»»
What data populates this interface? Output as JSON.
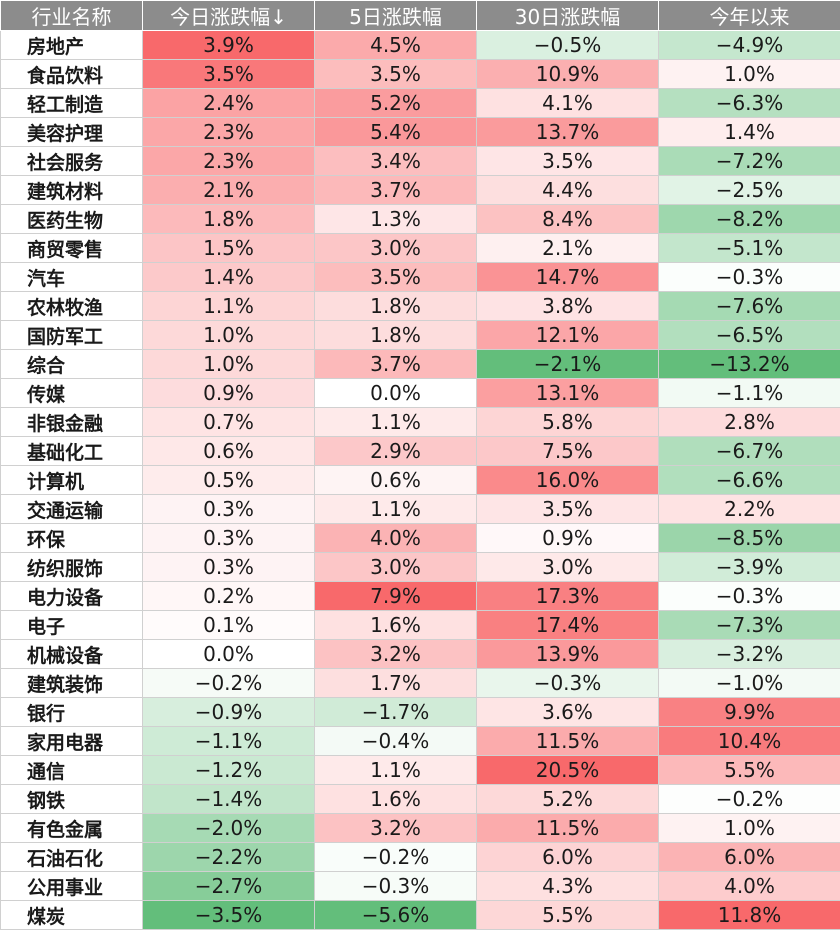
{
  "table": {
    "headers": [
      "行业名称",
      "今日涨跌幅↓",
      "5日涨跌幅",
      "30日涨跌幅",
      "今年以来"
    ],
    "rows": [
      [
        "房地产",
        "3.9%",
        "4.5%",
        "−0.5%",
        "−4.9%"
      ],
      [
        "食品饮料",
        "3.5%",
        "3.5%",
        "10.9%",
        "1.0%"
      ],
      [
        "轻工制造",
        "2.4%",
        "5.2%",
        "4.1%",
        "−6.3%"
      ],
      [
        "美容护理",
        "2.3%",
        "5.4%",
        "13.7%",
        "1.4%"
      ],
      [
        "社会服务",
        "2.3%",
        "3.4%",
        "3.5%",
        "−7.2%"
      ],
      [
        "建筑材料",
        "2.1%",
        "3.7%",
        "4.4%",
        "−2.5%"
      ],
      [
        "医药生物",
        "1.8%",
        "1.3%",
        "8.4%",
        "−8.2%"
      ],
      [
        "商贸零售",
        "1.5%",
        "3.0%",
        "2.1%",
        "−5.1%"
      ],
      [
        "汽车",
        "1.4%",
        "3.5%",
        "14.7%",
        "−0.3%"
      ],
      [
        "农林牧渔",
        "1.1%",
        "1.8%",
        "3.8%",
        "−7.6%"
      ],
      [
        "国防军工",
        "1.0%",
        "1.8%",
        "12.1%",
        "−6.5%"
      ],
      [
        "综合",
        "1.0%",
        "3.7%",
        "−2.1%",
        "−13.2%"
      ],
      [
        "传媒",
        "0.9%",
        "0.0%",
        "13.1%",
        "−1.1%"
      ],
      [
        "非银金融",
        "0.7%",
        "1.1%",
        "5.8%",
        "2.8%"
      ],
      [
        "基础化工",
        "0.6%",
        "2.9%",
        "7.5%",
        "−6.7%"
      ],
      [
        "计算机",
        "0.5%",
        "0.6%",
        "16.0%",
        "−6.6%"
      ],
      [
        "交通运输",
        "0.3%",
        "1.1%",
        "3.5%",
        "2.2%"
      ],
      [
        "环保",
        "0.3%",
        "4.0%",
        "0.9%",
        "−8.5%"
      ],
      [
        "纺织服饰",
        "0.3%",
        "3.0%",
        "3.0%",
        "−3.9%"
      ],
      [
        "电力设备",
        "0.2%",
        "7.9%",
        "17.3%",
        "−0.3%"
      ],
      [
        "电子",
        "0.1%",
        "1.6%",
        "17.4%",
        "−7.3%"
      ],
      [
        "机械设备",
        "0.0%",
        "3.2%",
        "13.9%",
        "−3.2%"
      ],
      [
        "建筑装饰",
        "−0.2%",
        "1.7%",
        "−0.3%",
        "−1.0%"
      ],
      [
        "银行",
        "−0.9%",
        "−1.7%",
        "3.6%",
        "9.9%"
      ],
      [
        "家用电器",
        "−1.1%",
        "−0.4%",
        "11.5%",
        "10.4%"
      ],
      [
        "通信",
        "−1.2%",
        "1.1%",
        "20.5%",
        "5.5%"
      ],
      [
        "钢铁",
        "−1.4%",
        "1.6%",
        "5.2%",
        "−0.2%"
      ],
      [
        "有色金属",
        "−2.0%",
        "3.2%",
        "11.5%",
        "1.0%"
      ],
      [
        "石油石化",
        "−2.2%",
        "−0.2%",
        "6.0%",
        "6.0%"
      ],
      [
        "公用事业",
        "−2.7%",
        "−0.3%",
        "4.3%",
        "4.0%"
      ],
      [
        "煤炭",
        "−3.5%",
        "−5.6%",
        "5.5%",
        "11.8%"
      ]
    ]
  },
  "colors": {
    "header_bg": "#8C8C8C",
    "header_text": "#FFFFFF",
    "positive": "#F8696B",
    "negative": "#63BE7B",
    "neutral": "#FFFFFF",
    "grid": "#D0D0D0"
  }
}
««
EXERCISE :: Skip the pictures and print each record exactly as it stands.

REPLY ::
What data populates this interface? Output as JSON.
{
  "table": {
    "headers": [
      "行业名称",
      "今日涨跌幅↓",
      "5日涨跌幅",
      "30日涨跌幅",
      "今年以来"
    ],
    "rows": [
      [
        "房地产",
        "3.9%",
        "4.5%",
        "−0.5%",
        "−4.9%"
      ],
      [
        "食品饮料",
        "3.5%",
        "3.5%",
        "10.9%",
        "1.0%"
      ],
      [
        "轻工制造",
        "2.4%",
        "5.2%",
        "4.1%",
        "−6.3%"
      ],
      [
        "美容护理",
        "2.3%",
        "5.4%",
        "13.7%",
        "1.4%"
      ],
      [
        "社会服务",
        "2.3%",
        "3.4%",
        "3.5%",
        "−7.2%"
      ],
      [
        "建筑材料",
        "2.1%",
        "3.7%",
        "4.4%",
        "−2.5%"
      ],
      [
        "医药生物",
        "1.8%",
        "1.3%",
        "8.4%",
        "−8.2%"
      ],
      [
        "商贸零售",
        "1.5%",
        "3.0%",
        "2.1%",
        "−5.1%"
      ],
      [
        "汽车",
        "1.4%",
        "3.5%",
        "14.7%",
        "−0.3%"
      ],
      [
        "农林牧渔",
        "1.1%",
        "1.8%",
        "3.8%",
        "−7.6%"
      ],
      [
        "国防军工",
        "1.0%",
        "1.8%",
        "12.1%",
        "−6.5%"
      ],
      [
        "综合",
        "1.0%",
        "3.7%",
        "−2.1%",
        "−13.2%"
      ],
      [
        "传媒",
        "0.9%",
        "0.0%",
        "13.1%",
        "−1.1%"
      ],
      [
        "非银金融",
        "0.7%",
        "1.1%",
        "5.8%",
        "2.8%"
      ],
      [
        "基础化工",
        "0.6%",
        "2.9%",
        "7.5%",
        "−6.7%"
      ],
      [
        "计算机",
        "0.5%",
        "0.6%",
        "16.0%",
        "−6.6%"
      ],
      [
        "交通运输",
        "0.3%",
        "1.1%",
        "3.5%",
        "2.2%"
      ],
      [
        "环保",
        "0.3%",
        "4.0%",
        "0.9%",
        "−8.5%"
      ],
      [
        "纺织服饰",
        "0.3%",
        "3.0%",
        "3.0%",
        "−3.9%"
      ],
      [
        "电力设备",
        "0.2%",
        "7.9%",
        "17.3%",
        "−0.3%"
      ],
      [
        "电子",
        "0.1%",
        "1.6%",
        "17.4%",
        "−7.3%"
      ],
      [
        "机械设备",
        "0.0%",
        "3.2%",
        "13.9%",
        "−3.2%"
      ],
      [
        "建筑装饰",
        "−0.2%",
        "1.7%",
        "−0.3%",
        "−1.0%"
      ],
      [
        "银行",
        "−0.9%",
        "−1.7%",
        "3.6%",
        "9.9%"
      ],
      [
        "家用电器",
        "−1.1%",
        "−0.4%",
        "11.5%",
        "10.4%"
      ],
      [
        "通信",
        "−1.2%",
        "1.1%",
        "20.5%",
        "5.5%"
      ],
      [
        "钢铁",
        "−1.4%",
        "1.6%",
        "5.2%",
        "−0.2%"
      ],
      [
        "有色金属",
        "−2.0%",
        "3.2%",
        "11.5%",
        "1.0%"
      ],
      [
        "石油石化",
        "−2.2%",
        "−0.2%",
        "6.0%",
        "6.0%"
      ],
      [
        "公用事业",
        "−2.7%",
        "−0.3%",
        "4.3%",
        "4.0%"
      ],
      [
        "煤炭",
        "−3.5%",
        "−5.6%",
        "5.5%",
        "11.8%"
      ]
    ]
  },
  "colors": {
    "header_bg": "#8C8C8C",
    "header_text": "#FFFFFF",
    "positive": "#F8696B",
    "negative": "#63BE7B",
    "neutral": "#FFFFFF",
    "grid": "#D0D0D0"
  }
}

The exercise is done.